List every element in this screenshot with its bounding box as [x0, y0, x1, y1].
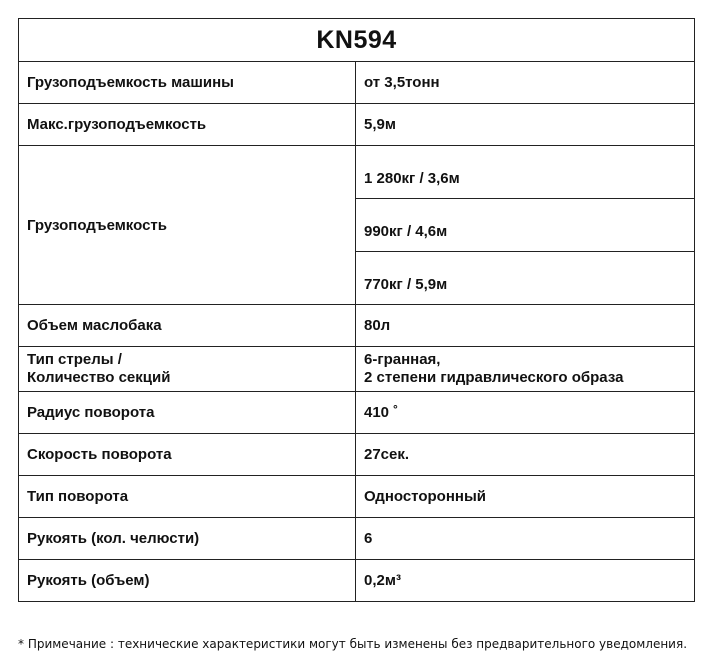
table-row [19, 392, 695, 434]
spec-label-line: Количество секций [27, 369, 171, 386]
spec-value: 5,9м [356, 104, 695, 146]
table-row [19, 476, 695, 518]
title-row [19, 19, 695, 62]
spec-value: 410 ˚ [356, 392, 695, 434]
spec-value [356, 347, 695, 392]
spec-label: Рукоять (объем) [19, 560, 356, 602]
spec-value-line: 2 степени гидравлического образа [364, 369, 624, 386]
spec-label [19, 347, 356, 392]
spec-label: Рукоять (кол. челюсти) [19, 518, 356, 560]
spec-value: 770кг / 5,9м [356, 252, 695, 305]
table-row [19, 305, 695, 347]
spec-value: 80л [356, 305, 695, 347]
spec-label-line: Тип стрелы / [27, 351, 122, 368]
spec-value: 6 [356, 518, 695, 560]
spec-label: Объем маслобака [19, 305, 356, 347]
table-row [19, 104, 695, 146]
spec-value: от 3,5тонн [356, 62, 695, 104]
table-row [19, 62, 695, 104]
model-title: KN594 [19, 19, 695, 62]
spec-label: Тип поворота [19, 476, 356, 518]
spec-value: 0,2м³ [356, 560, 695, 602]
table-row [19, 434, 695, 476]
table-row [19, 560, 695, 602]
spec-label: Грузоподъемкость [19, 146, 356, 305]
spec-label: Скорость поворота [19, 434, 356, 476]
table-row [19, 518, 695, 560]
spec-sheet [18, 18, 694, 602]
footnote: * Примечание : технические характеристики могут быть изменены без предварительного уведомления. [18, 637, 688, 651]
table-row [19, 146, 695, 199]
spec-label: Макс.грузоподъемкость [19, 104, 356, 146]
spec-value: 990кг / 4,6м [356, 199, 695, 252]
spec-table [18, 18, 695, 602]
table-row [19, 347, 695, 392]
spec-value-line: 6-гранная, [364, 351, 441, 368]
spec-value: Односторонный [356, 476, 695, 518]
spec-value: 1 280кг / 3,6м [356, 146, 695, 199]
spec-value: 27сек. [356, 434, 695, 476]
spec-label: Радиус поворота [19, 392, 356, 434]
spec-label: Грузоподъемкость машины [19, 62, 356, 104]
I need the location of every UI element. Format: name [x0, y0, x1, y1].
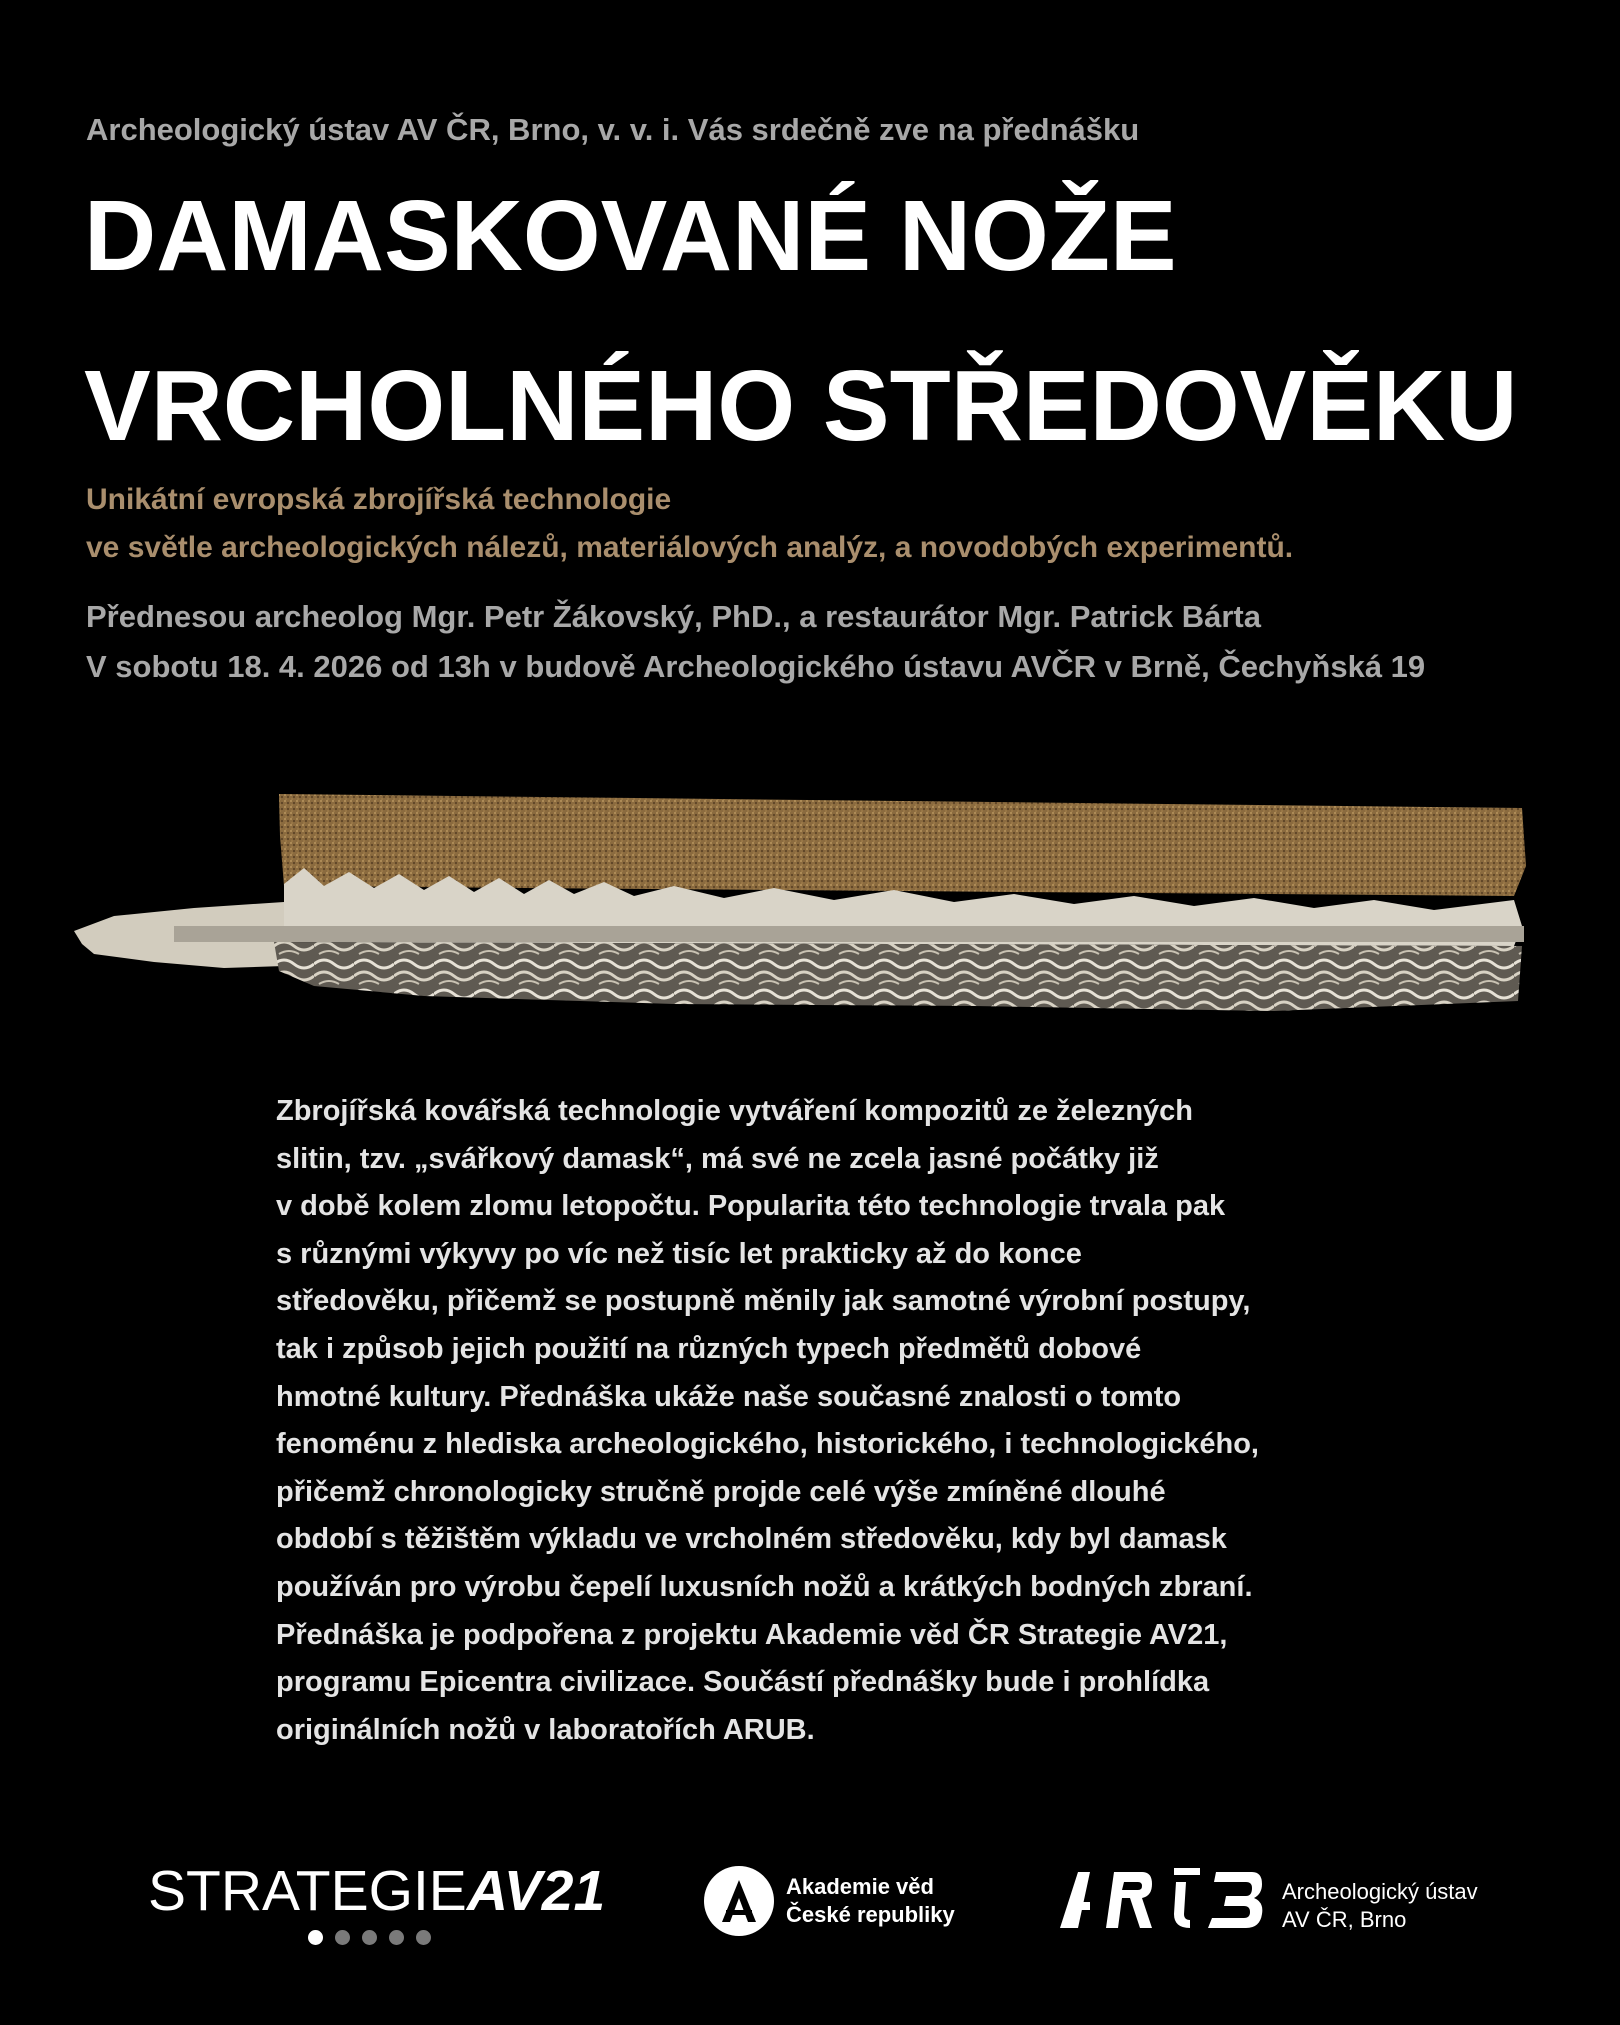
description-line: slitin, tzv. „svářkový damask“, má své ne zcela jasné počátky již [276, 1142, 1159, 1175]
subtitle-line-1: Unikátní evropská zbrojířská technologie [86, 483, 672, 516]
invitation-line: Archeologický ústav AV ČR, Brno, v. v. i. Vás srdečně zve na přednášku [86, 112, 1140, 147]
description-line: programu Epicentra civilizace. Součástí přednášky bude i prohlídka [276, 1666, 1210, 1699]
arub-name: Archeologický ústav AV ČR, Brno [1282, 1879, 1478, 1932]
description-line: hmotné kultury. Přednáška ukáže naše současné znalosti o tomto [276, 1380, 1182, 1413]
strategie-wordmark: STRATEGIEAV21 [148, 1859, 606, 1923]
description-line: Přednáška je podpořena z projektu Akademie věd ČR Strategie AV21, [276, 1618, 1228, 1651]
description-line: období s těžištěm výkladu ve vrcholném středověku, kdy byl damask [276, 1523, 1227, 1556]
title-line-1: DAMASKOVANÉ NOŽE [84, 180, 1177, 292]
description-line: používán pro výrobu čepelí luxusních nožů a krátkých bodných zbraní. [276, 1570, 1253, 1603]
speakers-line: Přednesou archeolog Mgr. Petr Žákovský, PhD., a restaurátor Mgr. Patrick Bárta [86, 599, 1261, 634]
subtitle [86, 476, 1293, 572]
description-line: originálních nožů v laboratořích ARUB. [276, 1713, 815, 1746]
description-line: v době kolem zlomu letopočtu. Popularita této technologie trvala pak [276, 1190, 1226, 1223]
blade-photo [74, 776, 1534, 1016]
blade-pattern [274, 942, 1522, 1011]
akademie-emblem-icon [704, 1866, 774, 1936]
title-line-2: VRCHOLNÉHO STŘEDOVĚKU [84, 350, 1518, 462]
akademie-name: Akademie věd České republiky [786, 1874, 955, 1927]
subtitle-line-2: ve světle archeologických nálezů, materiálových analýz, a novodobých experimentů. [86, 531, 1294, 564]
lecture-details [86, 592, 1425, 692]
description-line: Zbrojířská kovářská technologie vytváření kompozitů ze železných [276, 1095, 1194, 1127]
description-line: tak i způsob jejich použití na různých typech předmětů dobové [276, 1332, 1142, 1365]
description-line: fenoménu z hlediska archeologického, historického, i technologického, [276, 1428, 1259, 1461]
date-venue-line: V sobotu 18. 4. 2026 od 13h v budově Archeologického ústavu AVČR v Brně, Čechyňská 19 [86, 649, 1426, 684]
blade-band [174, 926, 1524, 942]
blade-back [279, 794, 1526, 896]
description-line: přičemž chronologicky stručně projde celé výše zmíněné dlouhé [276, 1475, 1166, 1508]
strategie-av21-logo [148, 1858, 628, 1948]
lecture-title [84, 180, 1518, 462]
description-line: s různými výkyvy po víc než tisíc let prakticky až do konce [276, 1237, 1082, 1270]
strategie-dots [308, 1930, 443, 1950]
lecture-description [276, 1088, 1426, 1754]
description-line: středověku, přičemž se postupně měnily jak samotné výrobní postupy, [276, 1285, 1251, 1318]
arub-mark [1056, 1868, 1268, 1930]
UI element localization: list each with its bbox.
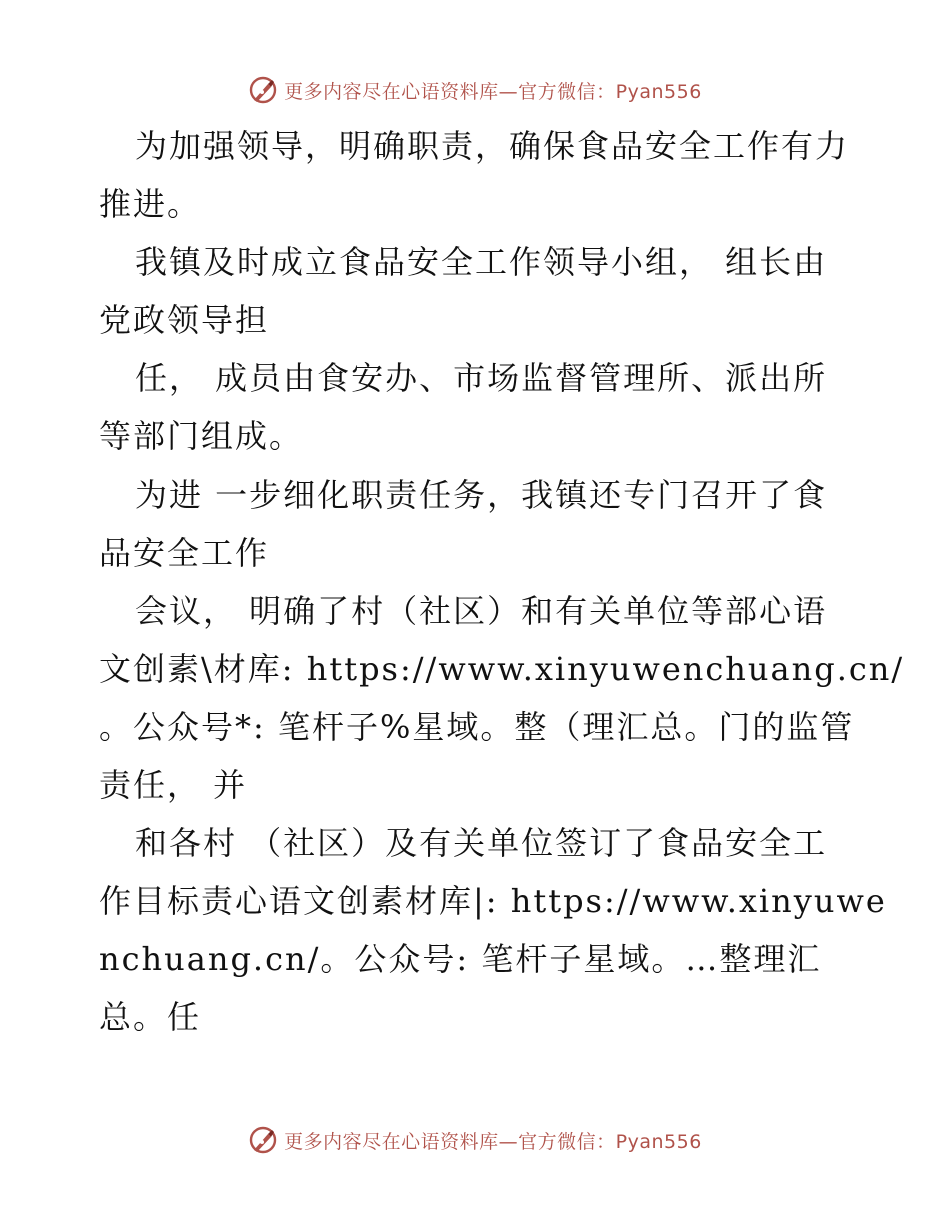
pen-nib-logo-icon — [248, 1125, 278, 1155]
paragraph-line: 会议， 明确了村（社区）和有关单位等部心语 — [135, 591, 828, 630]
header-banner — [0, 73, 950, 107]
paragraph-line: 品安全工作 — [99, 533, 270, 572]
paragraph-line: 责任， 并 — [99, 766, 248, 805]
paragraph-line: 作目标责心语文创素材库|: https://www.xinyuwe — [99, 882, 887, 921]
footer-banner-text: 更多内容尽在心语资料库—官方微信：Pyan556 — [284, 1130, 702, 1153]
paragraph-line: 等部门组成。 — [99, 417, 304, 456]
paragraph-line: 和各村 （社区）及有关单位签订了食品安全工 — [135, 824, 828, 863]
document-body — [99, 117, 905, 1047]
paragraph-line: 任， 成员由食安办、市场监督管理所、派出所 — [135, 359, 828, 398]
footer-banner — [0, 1123, 950, 1157]
paragraph-line: 文创素\材库: https://www.xinyuwenchuang.cn/ — [99, 649, 905, 688]
paragraph-line: 。公众号*: 笔杆子%星域。整（理汇总。门的监管 — [99, 707, 855, 746]
paragraph-line: 我镇及时成立食品安全工作领导小组， 组长由 — [135, 243, 828, 282]
pen-nib-logo-icon — [248, 75, 278, 105]
paragraph-line: 为加强领导，明确职责，确保食品安全工作有力 — [135, 127, 850, 165]
paragraph-line: nchuang.cn/。公众号: 笔杆子星域。…整理汇 — [99, 940, 822, 979]
paragraph-line: 为进 一步细化职责任务，我镇还专门召开了食 — [135, 475, 828, 514]
paragraph-line: 推进。 — [99, 185, 202, 224]
paragraph-line: 党政领导担 — [99, 301, 270, 340]
header-banner-text: 更多内容尽在心语资料库—官方微信：Pyan556 — [284, 80, 702, 103]
paragraph-line: 总。任 — [99, 998, 202, 1037]
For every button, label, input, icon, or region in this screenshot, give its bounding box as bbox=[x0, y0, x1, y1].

Problem to work on: Copy out the material word for word, beginning with the line that contains "description-line: slitin, tzv." and continuing through the line that contains "invitation-line: Archeologický ústav".

Exercise response:
description-line: slitin, tzv. „svářkový damask“, má své ne zcela jasné počátky již [276, 1142, 1159, 1175]
subtitle-line-1: Unikátní evropská zbrojířská technologie [86, 483, 672, 516]
invitation-line: Archeologický ústav AV ČR, Brno, v. v. i. Vás srdečně zve na přednášku [86, 112, 1140, 147]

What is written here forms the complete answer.